[Items listed in a dataset]
--- begin ---
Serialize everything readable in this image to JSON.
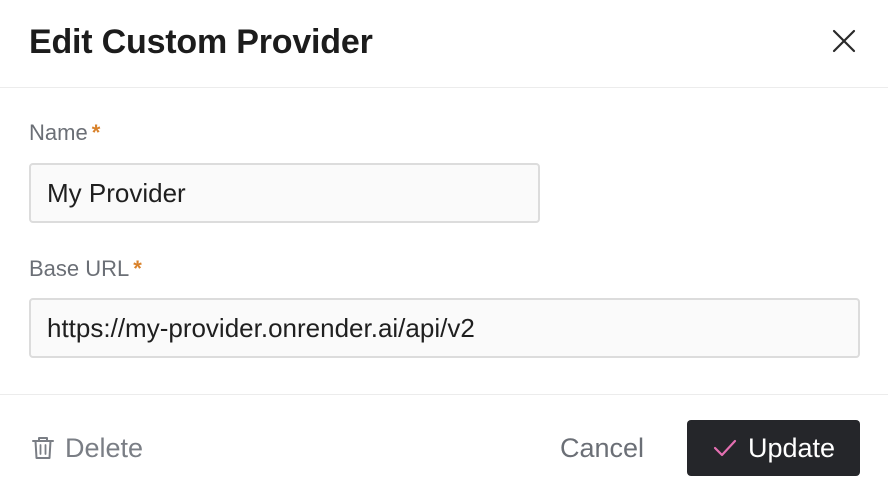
{
  "dialog": {
    "title": "Edit Custom Provider",
    "close_icon": "close-icon"
  },
  "form": {
    "name": {
      "label": "Name",
      "required_marker": "*",
      "value": "My Provider"
    },
    "base_url": {
      "label": "Base URL",
      "required_marker": "*",
      "value": "https://my-provider.onrender.ai/api/v2"
    }
  },
  "footer": {
    "delete_label": "Delete",
    "delete_icon": "trash-icon",
    "cancel_label": "Cancel",
    "update_label": "Update",
    "update_icon": "checkmark-icon"
  },
  "colors": {
    "required_marker": "#d9822b",
    "primary_button_bg": "#25262a",
    "checkmark_accent": "#e46fb1",
    "muted_text": "#6b6f76"
  }
}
--- end ---
Report every line containing the word "value" from the listing above.

**Task solution**
      "value": "My Provider"
      "value": "https://my-provider.onrender.ai/api/v2"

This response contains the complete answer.